─── Dataset rows ───

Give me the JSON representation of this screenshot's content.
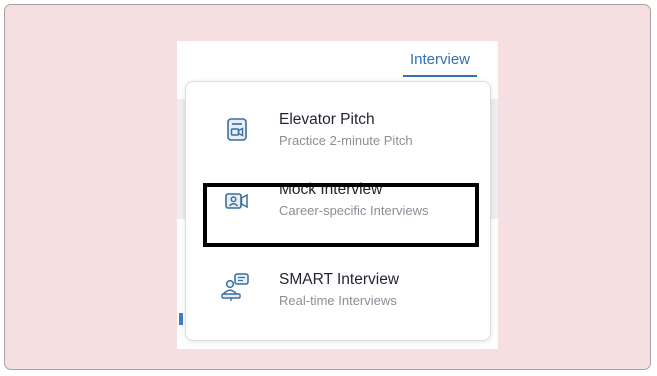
{
  "nav": {
    "active_tab": "Interview"
  },
  "menu": {
    "items": [
      {
        "title": "Elevator Pitch",
        "subtitle": "Practice 2-minute Pitch",
        "icon": "elevator-pitch-video-icon"
      },
      {
        "title": "Mock Interview",
        "subtitle": "Career-specific Interviews",
        "icon": "mock-interview-video-call-icon",
        "highlighted": true
      },
      {
        "title": "SMART Interview",
        "subtitle": "Real-time Interviews",
        "icon": "smart-interview-people-chat-icon"
      }
    ]
  },
  "colors": {
    "accent": "#2f6fb6",
    "icon": "#3a6f9e",
    "frame_background": "#f5dfe0",
    "highlight_border": "#000000"
  }
}
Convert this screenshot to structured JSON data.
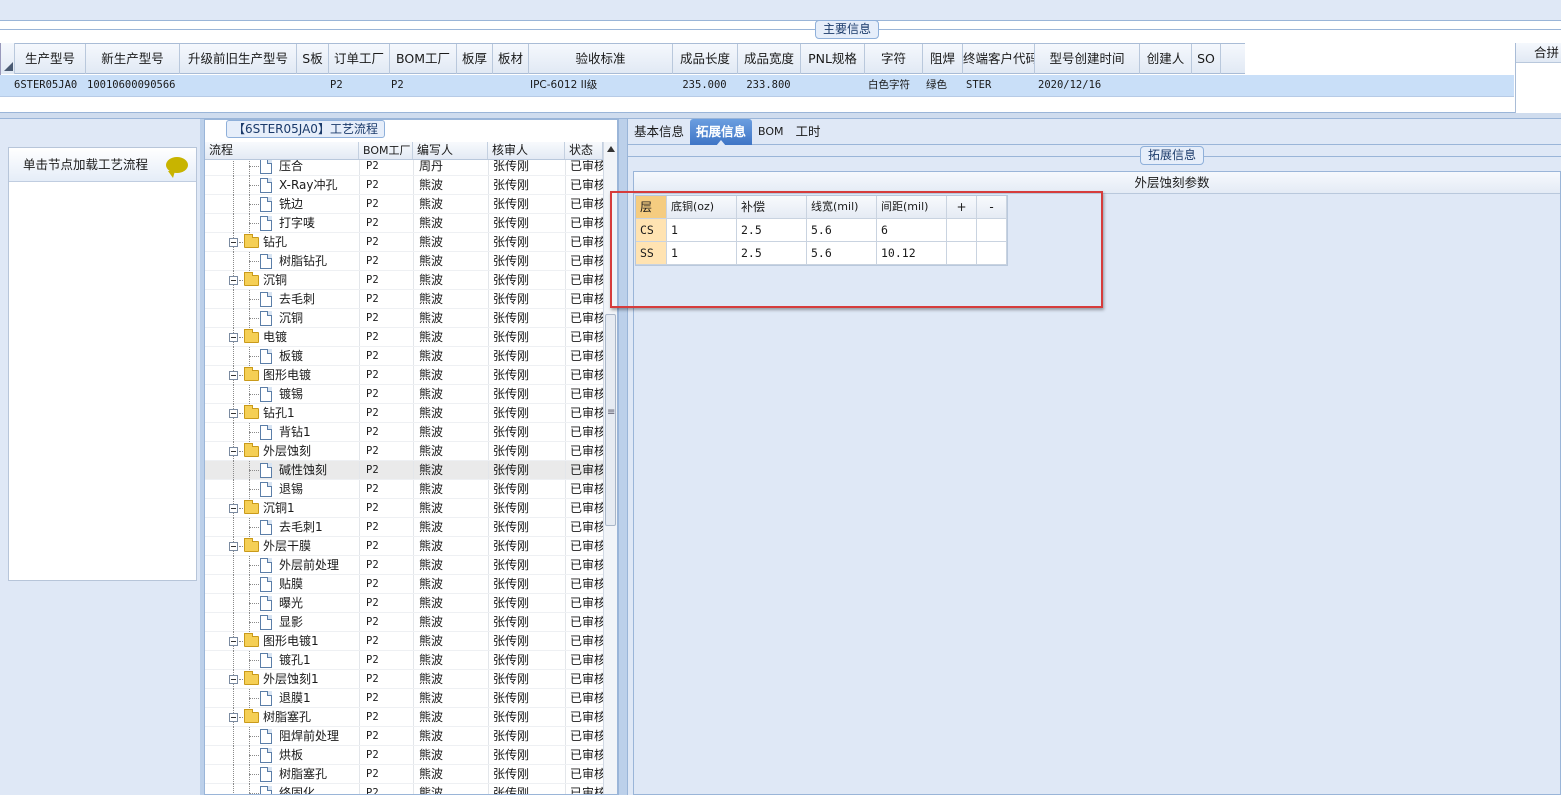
{
  "main_info": {
    "section_title": "主要信息",
    "columns": [
      "生产型号",
      "新生产型号",
      "升级前旧生产型号",
      "S板",
      "订单工厂",
      "BOM工厂",
      "板厚",
      "板材",
      "验收标准",
      "成品长度",
      "成品宽度",
      "PNL规格",
      "字符",
      "阻焊",
      "终端客户代码",
      "型号创建时间",
      "创建人",
      "SO"
    ],
    "row": [
      "6STER05JA0",
      "10010600090566",
      "",
      "",
      "P2",
      "P2",
      "",
      "",
      "IPC-6012 II级",
      "235.000",
      "233.800",
      "",
      "白色字符",
      "绿色",
      "STER",
      "2020/12/16",
      "",
      ""
    ],
    "right_header": "合拼"
  },
  "left_pane": {
    "node_hint": "单击节点加载工艺流程"
  },
  "process": {
    "title": "【6STER05JA0】工艺流程",
    "columns": [
      "流程",
      "BOM工厂",
      "编写人",
      "核审人",
      "状态"
    ],
    "rows": [
      {
        "name": "压合",
        "level": 2,
        "folder": false,
        "bom": "P2",
        "writer": "周丹",
        "reviewer": "张传刚",
        "status": "已审核"
      },
      {
        "name": "X-Ray冲孔",
        "level": 2,
        "folder": false,
        "bom": "P2",
        "writer": "熊波",
        "reviewer": "张传刚",
        "status": "已审核"
      },
      {
        "name": "铣边",
        "level": 2,
        "folder": false,
        "bom": "P2",
        "writer": "熊波",
        "reviewer": "张传刚",
        "status": "已审核"
      },
      {
        "name": "打字唛",
        "level": 2,
        "folder": false,
        "bom": "P2",
        "writer": "熊波",
        "reviewer": "张传刚",
        "status": "已审核"
      },
      {
        "name": "钻孔",
        "level": 1,
        "folder": true,
        "bom": "P2",
        "writer": "熊波",
        "reviewer": "张传刚",
        "status": "已审核"
      },
      {
        "name": "树脂钻孔",
        "level": 2,
        "folder": false,
        "bom": "P2",
        "writer": "熊波",
        "reviewer": "张传刚",
        "status": "已审核"
      },
      {
        "name": "沉铜",
        "level": 1,
        "folder": true,
        "bom": "P2",
        "writer": "熊波",
        "reviewer": "张传刚",
        "status": "已审核"
      },
      {
        "name": "去毛刺",
        "level": 2,
        "folder": false,
        "bom": "P2",
        "writer": "熊波",
        "reviewer": "张传刚",
        "status": "已审核"
      },
      {
        "name": "沉铜",
        "level": 2,
        "folder": false,
        "bom": "P2",
        "writer": "熊波",
        "reviewer": "张传刚",
        "status": "已审核"
      },
      {
        "name": "电镀",
        "level": 1,
        "folder": true,
        "bom": "P2",
        "writer": "熊波",
        "reviewer": "张传刚",
        "status": "已审核"
      },
      {
        "name": "板镀",
        "level": 2,
        "folder": false,
        "bom": "P2",
        "writer": "熊波",
        "reviewer": "张传刚",
        "status": "已审核"
      },
      {
        "name": "图形电镀",
        "level": 1,
        "folder": true,
        "bom": "P2",
        "writer": "熊波",
        "reviewer": "张传刚",
        "status": "已审核"
      },
      {
        "name": "镀锡",
        "level": 2,
        "folder": false,
        "bom": "P2",
        "writer": "熊波",
        "reviewer": "张传刚",
        "status": "已审核"
      },
      {
        "name": "钻孔1",
        "level": 1,
        "folder": true,
        "bom": "P2",
        "writer": "熊波",
        "reviewer": "张传刚",
        "status": "已审核"
      },
      {
        "name": "背钻1",
        "level": 2,
        "folder": false,
        "bom": "P2",
        "writer": "熊波",
        "reviewer": "张传刚",
        "status": "已审核"
      },
      {
        "name": "外层蚀刻",
        "level": 1,
        "folder": true,
        "bom": "P2",
        "writer": "熊波",
        "reviewer": "张传刚",
        "status": "已审核"
      },
      {
        "name": "碱性蚀刻",
        "level": 2,
        "folder": false,
        "bom": "P2",
        "writer": "熊波",
        "reviewer": "张传刚",
        "status": "已审核",
        "selected": true
      },
      {
        "name": "退锡",
        "level": 2,
        "folder": false,
        "bom": "P2",
        "writer": "熊波",
        "reviewer": "张传刚",
        "status": "已审核"
      },
      {
        "name": "沉铜1",
        "level": 1,
        "folder": true,
        "bom": "P2",
        "writer": "熊波",
        "reviewer": "张传刚",
        "status": "已审核"
      },
      {
        "name": "去毛刺1",
        "level": 2,
        "folder": false,
        "bom": "P2",
        "writer": "熊波",
        "reviewer": "张传刚",
        "status": "已审核"
      },
      {
        "name": "外层干膜",
        "level": 1,
        "folder": true,
        "bom": "P2",
        "writer": "熊波",
        "reviewer": "张传刚",
        "status": "已审核"
      },
      {
        "name": "外层前处理",
        "level": 2,
        "folder": false,
        "bom": "P2",
        "writer": "熊波",
        "reviewer": "张传刚",
        "status": "已审核"
      },
      {
        "name": "贴膜",
        "level": 2,
        "folder": false,
        "bom": "P2",
        "writer": "熊波",
        "reviewer": "张传刚",
        "status": "已审核"
      },
      {
        "name": "曝光",
        "level": 2,
        "folder": false,
        "bom": "P2",
        "writer": "熊波",
        "reviewer": "张传刚",
        "status": "已审核"
      },
      {
        "name": "显影",
        "level": 2,
        "folder": false,
        "bom": "P2",
        "writer": "熊波",
        "reviewer": "张传刚",
        "status": "已审核"
      },
      {
        "name": "图形电镀1",
        "level": 1,
        "folder": true,
        "bom": "P2",
        "writer": "熊波",
        "reviewer": "张传刚",
        "status": "已审核"
      },
      {
        "name": "镀孔1",
        "level": 2,
        "folder": false,
        "bom": "P2",
        "writer": "熊波",
        "reviewer": "张传刚",
        "status": "已审核"
      },
      {
        "name": "外层蚀刻1",
        "level": 1,
        "folder": true,
        "bom": "P2",
        "writer": "熊波",
        "reviewer": "张传刚",
        "status": "已审核"
      },
      {
        "name": "退膜1",
        "level": 2,
        "folder": false,
        "bom": "P2",
        "writer": "熊波",
        "reviewer": "张传刚",
        "status": "已审核"
      },
      {
        "name": "树脂塞孔",
        "level": 1,
        "folder": true,
        "bom": "P2",
        "writer": "熊波",
        "reviewer": "张传刚",
        "status": "已审核"
      },
      {
        "name": "阻焊前处理",
        "level": 2,
        "folder": false,
        "bom": "P2",
        "writer": "熊波",
        "reviewer": "张传刚",
        "status": "已审核"
      },
      {
        "name": "烘板",
        "level": 2,
        "folder": false,
        "bom": "P2",
        "writer": "熊波",
        "reviewer": "张传刚",
        "status": "已审核"
      },
      {
        "name": "树脂塞孔",
        "level": 2,
        "folder": false,
        "bom": "P2",
        "writer": "熊波",
        "reviewer": "张传刚",
        "status": "已审核"
      },
      {
        "name": "终固化",
        "level": 2,
        "folder": false,
        "bom": "P2",
        "writer": "熊波",
        "reviewer": "张传刚",
        "status": "已审核"
      }
    ]
  },
  "tabs": {
    "basic": "基本信息",
    "extended": "拓展信息",
    "bom": "BOM",
    "hours": "工时",
    "active": "extended"
  },
  "extended": {
    "section_title": "拓展信息",
    "panel_title": "外层蚀刻参数",
    "table": {
      "headers": [
        "层",
        "底铜(oz)",
        "补偿",
        "线宽(mil)",
        "间距(mil)",
        "+",
        "-"
      ],
      "rows": [
        [
          "CS",
          "1",
          "2.5",
          "5.6",
          "6",
          "",
          ""
        ],
        [
          "SS",
          "1",
          "2.5",
          "5.6",
          "10.12",
          "",
          ""
        ]
      ]
    }
  },
  "colors": {
    "selected_row": "#c9dff8",
    "active_tab": "#3f75c6",
    "highlight_box": "#d63c3c",
    "layer_cell": "#ffe3b2"
  }
}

───

### Task objective
In the listing, find each line with the string "screenshot" and copy it.

### Response
Give me the JSON representation of this screenshot's content.
Convert this screenshot to structured JSON data.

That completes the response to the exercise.